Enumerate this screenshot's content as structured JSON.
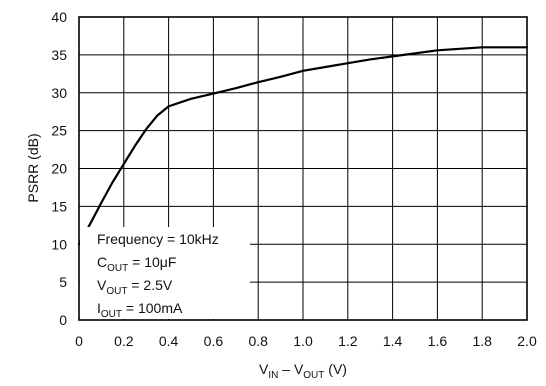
{
  "chart_data": {
    "type": "line",
    "xlabel": {
      "main": "V",
      "sub1": "IN",
      "mid": " – V",
      "sub2": "OUT",
      "unit": " (V)"
    },
    "ylabel": "PSRR (dB)",
    "xlim": [
      0,
      2.0
    ],
    "ylim": [
      0,
      40
    ],
    "x_ticks": [
      "0",
      "0.2",
      "0.4",
      "0.6",
      "0.8",
      "1.0",
      "1.2",
      "1.4",
      "1.6",
      "1.8",
      "2.0"
    ],
    "y_ticks": [
      "0",
      "5",
      "10",
      "15",
      "20",
      "25",
      "30",
      "35",
      "40"
    ],
    "grid": true,
    "series": [
      {
        "x": [
          0,
          0.05,
          0.1,
          0.15,
          0.2,
          0.25,
          0.3,
          0.35,
          0.4,
          0.45,
          0.5,
          0.6,
          0.7,
          0.8,
          0.9,
          1.0,
          1.1,
          1.2,
          1.3,
          1.4,
          1.5,
          1.6,
          1.7,
          1.8,
          1.9,
          2.0
        ],
        "y": [
          10.0,
          12.7,
          15.5,
          18.2,
          20.6,
          23.0,
          25.2,
          27.0,
          28.2,
          28.7,
          29.2,
          29.9,
          30.6,
          31.4,
          32.1,
          32.9,
          33.4,
          33.9,
          34.4,
          34.8,
          35.2,
          35.6,
          35.8,
          36.0,
          36.0,
          36.0
        ]
      }
    ],
    "annotations": [
      {
        "main": "Frequency = 10kHz",
        "sub": "",
        "tail": ""
      },
      {
        "main": "C",
        "sub": "OUT",
        "tail": " = 10μF"
      },
      {
        "main": "V",
        "sub": "OUT",
        "tail": " = 2.5V"
      },
      {
        "main": "I",
        "sub": "OUT",
        "tail": " = 100mA"
      }
    ]
  }
}
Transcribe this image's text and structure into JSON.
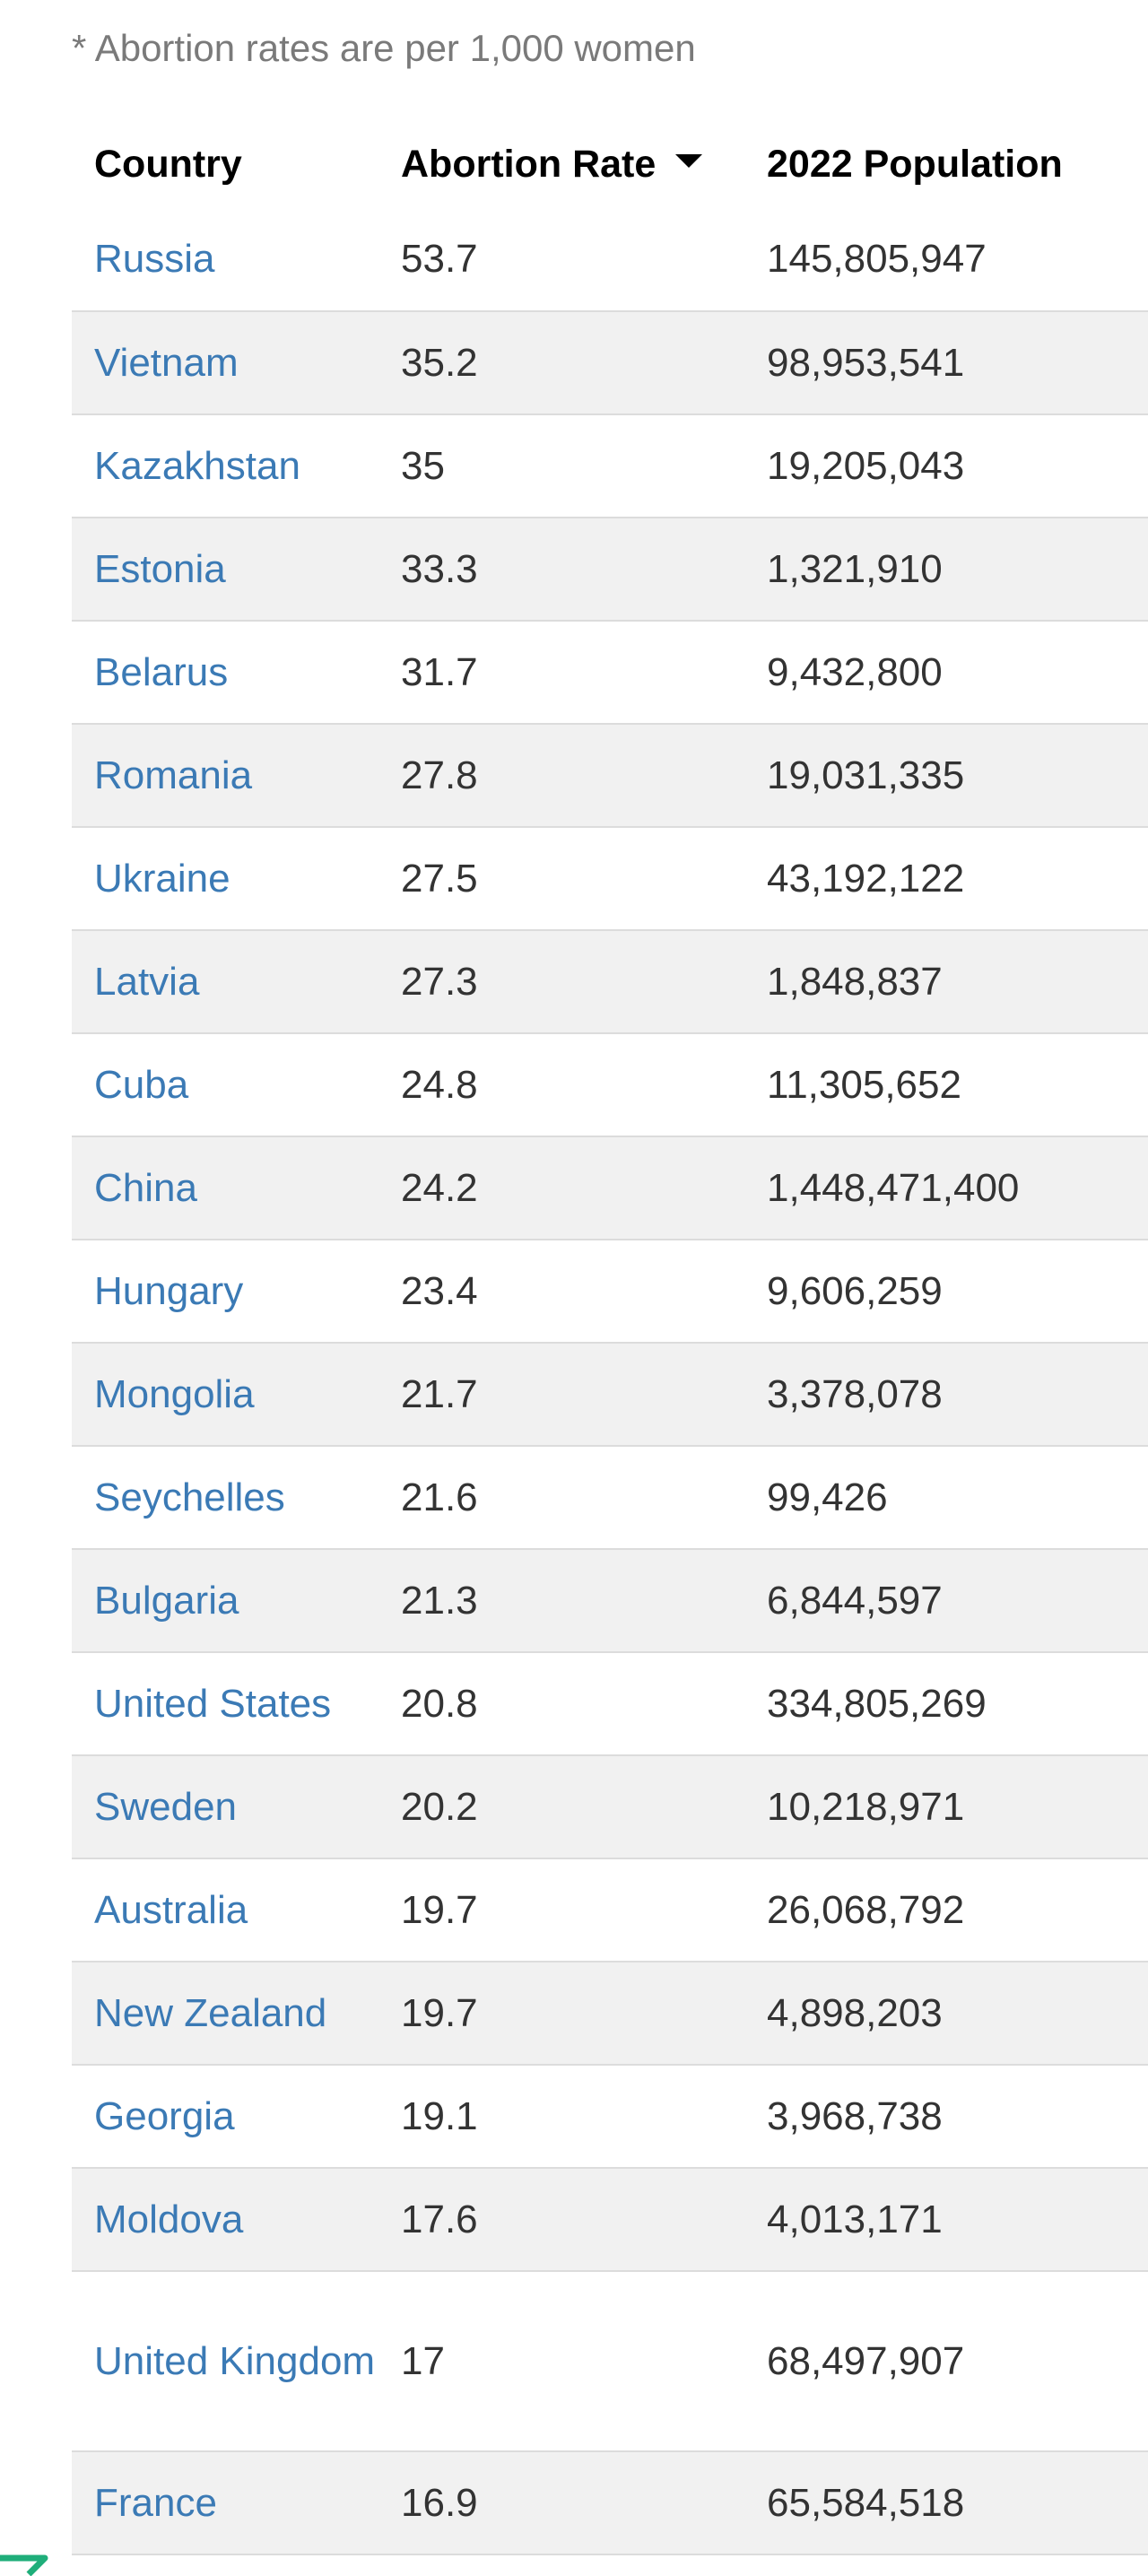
{
  "note": "* Abortion rates are per 1,000 women",
  "table": {
    "headers": [
      "Country",
      "Abortion Rate",
      "2022 Population"
    ],
    "sort_icon": "sort-desc-icon",
    "rows": [
      [
        "Russia",
        "53.7",
        "145,805,947"
      ],
      [
        "Vietnam",
        "35.2",
        "98,953,541"
      ],
      [
        "Kazakhstan",
        "35",
        "19,205,043"
      ],
      [
        "Estonia",
        "33.3",
        "1,321,910"
      ],
      [
        "Belarus",
        "31.7",
        "9,432,800"
      ],
      [
        "Romania",
        "27.8",
        "19,031,335"
      ],
      [
        "Ukraine",
        "27.5",
        "43,192,122"
      ],
      [
        "Latvia",
        "27.3",
        "1,848,837"
      ],
      [
        "Cuba",
        "24.8",
        "11,305,652"
      ],
      [
        "China",
        "24.2",
        "1,448,471,400"
      ],
      [
        "Hungary",
        "23.4",
        "9,606,259"
      ],
      [
        "Mongolia",
        "21.7",
        "3,378,078"
      ],
      [
        "Seychelles",
        "21.6",
        "99,426"
      ],
      [
        "Bulgaria",
        "21.3",
        "6,844,597"
      ],
      [
        "United States",
        "20.8",
        "334,805,269"
      ],
      [
        "Sweden",
        "20.2",
        "10,218,971"
      ],
      [
        "Australia",
        "19.7",
        "26,068,792"
      ],
      [
        "New Zealand",
        "19.7",
        "4,898,203"
      ],
      [
        "Georgia",
        "19.1",
        "3,968,738"
      ],
      [
        "Moldova",
        "17.6",
        "4,013,171"
      ],
      [
        "United Kingdom",
        "17",
        "68,497,907"
      ],
      [
        "France",
        "16.9",
        "65,584,518"
      ]
    ]
  },
  "colors": {
    "link": "#3b7ab5",
    "stripe": "#f1f1f1",
    "note_text": "#7a7a7a",
    "logo": "#1fae7a"
  },
  "corner_logo_icon": "green-logo-icon"
}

----------

* **Exercise requirements**
From the data, pick out every line that includes "main".

* **Reply**
      "main": "V",
        "main": "Frequency = 10kHz",
        "main": "C",
        "main": "V",
        "main": "I",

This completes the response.